EXERCISE DESCRIPTION
Pick out all lines with the word "image" from the records that follow.

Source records
—————
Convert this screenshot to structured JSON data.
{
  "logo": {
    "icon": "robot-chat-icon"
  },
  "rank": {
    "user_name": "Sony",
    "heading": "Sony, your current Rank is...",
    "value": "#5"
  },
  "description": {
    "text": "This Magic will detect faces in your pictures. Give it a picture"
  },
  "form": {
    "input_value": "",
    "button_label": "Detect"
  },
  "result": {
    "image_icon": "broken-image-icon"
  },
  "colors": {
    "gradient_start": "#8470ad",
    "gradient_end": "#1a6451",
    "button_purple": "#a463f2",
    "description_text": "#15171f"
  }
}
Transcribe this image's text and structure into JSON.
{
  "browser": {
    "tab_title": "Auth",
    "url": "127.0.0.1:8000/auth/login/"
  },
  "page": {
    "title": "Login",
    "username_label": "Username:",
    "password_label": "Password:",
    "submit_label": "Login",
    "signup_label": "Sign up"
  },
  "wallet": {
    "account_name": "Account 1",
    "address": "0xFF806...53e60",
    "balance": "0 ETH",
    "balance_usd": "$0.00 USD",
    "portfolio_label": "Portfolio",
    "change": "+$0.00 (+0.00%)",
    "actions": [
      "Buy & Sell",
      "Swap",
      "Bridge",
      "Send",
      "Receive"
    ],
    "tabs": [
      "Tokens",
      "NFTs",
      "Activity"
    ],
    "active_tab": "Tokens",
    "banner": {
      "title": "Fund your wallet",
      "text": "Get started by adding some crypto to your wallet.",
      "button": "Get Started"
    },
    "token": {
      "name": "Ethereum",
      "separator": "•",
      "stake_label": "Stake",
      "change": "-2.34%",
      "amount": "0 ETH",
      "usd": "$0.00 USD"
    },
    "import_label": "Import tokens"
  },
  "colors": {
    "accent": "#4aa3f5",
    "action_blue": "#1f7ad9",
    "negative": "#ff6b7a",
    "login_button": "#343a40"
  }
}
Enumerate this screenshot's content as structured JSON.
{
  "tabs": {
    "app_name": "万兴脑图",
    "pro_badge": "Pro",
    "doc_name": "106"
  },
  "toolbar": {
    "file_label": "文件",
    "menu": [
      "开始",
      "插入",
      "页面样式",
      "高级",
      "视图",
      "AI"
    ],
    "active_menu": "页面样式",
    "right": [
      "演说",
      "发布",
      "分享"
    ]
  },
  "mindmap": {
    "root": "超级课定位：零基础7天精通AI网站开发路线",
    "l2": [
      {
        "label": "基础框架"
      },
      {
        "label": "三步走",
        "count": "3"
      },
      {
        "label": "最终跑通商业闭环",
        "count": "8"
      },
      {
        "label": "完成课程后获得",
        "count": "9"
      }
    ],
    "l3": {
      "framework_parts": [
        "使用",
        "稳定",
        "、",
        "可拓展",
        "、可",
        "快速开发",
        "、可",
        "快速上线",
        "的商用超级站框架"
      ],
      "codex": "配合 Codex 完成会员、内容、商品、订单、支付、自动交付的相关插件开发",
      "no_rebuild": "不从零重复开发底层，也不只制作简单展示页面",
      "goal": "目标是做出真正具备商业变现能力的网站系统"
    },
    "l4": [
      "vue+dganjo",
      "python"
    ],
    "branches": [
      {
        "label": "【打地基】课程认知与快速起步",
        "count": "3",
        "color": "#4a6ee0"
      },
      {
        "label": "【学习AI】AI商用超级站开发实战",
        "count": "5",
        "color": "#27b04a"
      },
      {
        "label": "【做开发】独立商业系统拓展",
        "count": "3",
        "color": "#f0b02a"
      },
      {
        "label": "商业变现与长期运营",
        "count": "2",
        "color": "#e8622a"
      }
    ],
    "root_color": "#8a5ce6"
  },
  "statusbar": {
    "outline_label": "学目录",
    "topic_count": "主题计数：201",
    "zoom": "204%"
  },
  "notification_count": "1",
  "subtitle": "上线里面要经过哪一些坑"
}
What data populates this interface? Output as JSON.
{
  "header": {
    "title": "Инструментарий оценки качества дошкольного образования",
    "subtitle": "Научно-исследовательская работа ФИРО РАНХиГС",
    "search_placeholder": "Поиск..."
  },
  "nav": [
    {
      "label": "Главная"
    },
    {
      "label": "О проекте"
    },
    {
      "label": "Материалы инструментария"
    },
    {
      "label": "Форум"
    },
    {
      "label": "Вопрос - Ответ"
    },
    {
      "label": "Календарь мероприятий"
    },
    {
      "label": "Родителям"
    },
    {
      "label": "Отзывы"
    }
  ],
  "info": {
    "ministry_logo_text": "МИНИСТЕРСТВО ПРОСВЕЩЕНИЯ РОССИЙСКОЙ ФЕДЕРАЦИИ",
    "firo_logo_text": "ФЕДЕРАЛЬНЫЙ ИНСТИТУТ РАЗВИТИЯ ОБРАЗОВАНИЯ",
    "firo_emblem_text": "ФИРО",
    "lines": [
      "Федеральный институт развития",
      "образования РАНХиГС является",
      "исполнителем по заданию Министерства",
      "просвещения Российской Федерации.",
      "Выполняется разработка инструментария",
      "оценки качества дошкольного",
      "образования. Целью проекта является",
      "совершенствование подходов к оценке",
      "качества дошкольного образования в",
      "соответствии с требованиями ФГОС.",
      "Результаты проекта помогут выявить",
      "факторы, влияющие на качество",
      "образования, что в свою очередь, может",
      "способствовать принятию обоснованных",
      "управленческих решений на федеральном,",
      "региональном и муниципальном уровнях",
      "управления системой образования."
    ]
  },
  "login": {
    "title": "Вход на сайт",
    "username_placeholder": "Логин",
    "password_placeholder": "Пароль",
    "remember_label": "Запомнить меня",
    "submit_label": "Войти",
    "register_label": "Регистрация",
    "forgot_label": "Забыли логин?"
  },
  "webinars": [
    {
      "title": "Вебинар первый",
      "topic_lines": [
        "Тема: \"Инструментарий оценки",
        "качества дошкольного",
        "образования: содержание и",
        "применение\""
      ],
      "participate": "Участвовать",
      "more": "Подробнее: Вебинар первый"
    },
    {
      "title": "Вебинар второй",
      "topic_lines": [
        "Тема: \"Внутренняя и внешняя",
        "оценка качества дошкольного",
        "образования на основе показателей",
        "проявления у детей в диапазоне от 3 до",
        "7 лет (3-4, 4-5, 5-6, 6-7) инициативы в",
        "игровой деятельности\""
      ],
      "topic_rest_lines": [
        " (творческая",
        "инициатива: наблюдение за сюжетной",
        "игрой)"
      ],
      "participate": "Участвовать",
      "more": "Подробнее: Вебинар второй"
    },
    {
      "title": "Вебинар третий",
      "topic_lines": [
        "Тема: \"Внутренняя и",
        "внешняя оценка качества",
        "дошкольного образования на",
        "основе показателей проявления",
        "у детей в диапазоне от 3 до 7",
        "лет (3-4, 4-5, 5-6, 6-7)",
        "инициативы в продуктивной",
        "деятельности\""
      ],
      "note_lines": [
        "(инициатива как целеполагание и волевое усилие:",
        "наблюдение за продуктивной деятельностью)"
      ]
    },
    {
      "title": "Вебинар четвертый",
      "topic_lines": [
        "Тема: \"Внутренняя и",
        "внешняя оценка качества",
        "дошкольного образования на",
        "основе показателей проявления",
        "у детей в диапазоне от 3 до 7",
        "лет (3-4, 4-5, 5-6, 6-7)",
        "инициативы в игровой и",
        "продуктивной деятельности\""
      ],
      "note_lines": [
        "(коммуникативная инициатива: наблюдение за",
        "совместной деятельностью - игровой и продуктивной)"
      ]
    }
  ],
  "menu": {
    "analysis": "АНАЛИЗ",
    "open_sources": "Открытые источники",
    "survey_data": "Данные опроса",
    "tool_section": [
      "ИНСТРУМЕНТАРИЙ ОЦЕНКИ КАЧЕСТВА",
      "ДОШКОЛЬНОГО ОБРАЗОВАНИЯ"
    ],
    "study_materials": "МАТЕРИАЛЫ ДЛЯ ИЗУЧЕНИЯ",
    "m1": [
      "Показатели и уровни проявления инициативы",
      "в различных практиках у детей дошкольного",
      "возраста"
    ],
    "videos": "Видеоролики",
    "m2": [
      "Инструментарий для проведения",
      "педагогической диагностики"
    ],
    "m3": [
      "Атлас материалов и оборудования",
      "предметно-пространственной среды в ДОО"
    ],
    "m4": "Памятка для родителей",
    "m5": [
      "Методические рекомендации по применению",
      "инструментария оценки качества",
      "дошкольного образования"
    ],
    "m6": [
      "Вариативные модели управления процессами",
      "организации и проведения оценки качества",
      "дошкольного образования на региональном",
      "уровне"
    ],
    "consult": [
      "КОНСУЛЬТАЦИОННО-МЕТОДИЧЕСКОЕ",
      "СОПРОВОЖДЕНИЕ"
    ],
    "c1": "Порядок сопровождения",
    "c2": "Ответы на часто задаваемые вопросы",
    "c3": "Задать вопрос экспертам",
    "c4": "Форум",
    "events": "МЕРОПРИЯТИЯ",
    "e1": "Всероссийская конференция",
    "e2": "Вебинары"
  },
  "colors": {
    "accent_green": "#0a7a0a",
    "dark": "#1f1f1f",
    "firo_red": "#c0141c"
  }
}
—————
COMPLETE RESPONSE
    "image_icon": "broken-image-icon"
Transcribe this image's text and structure into JSON.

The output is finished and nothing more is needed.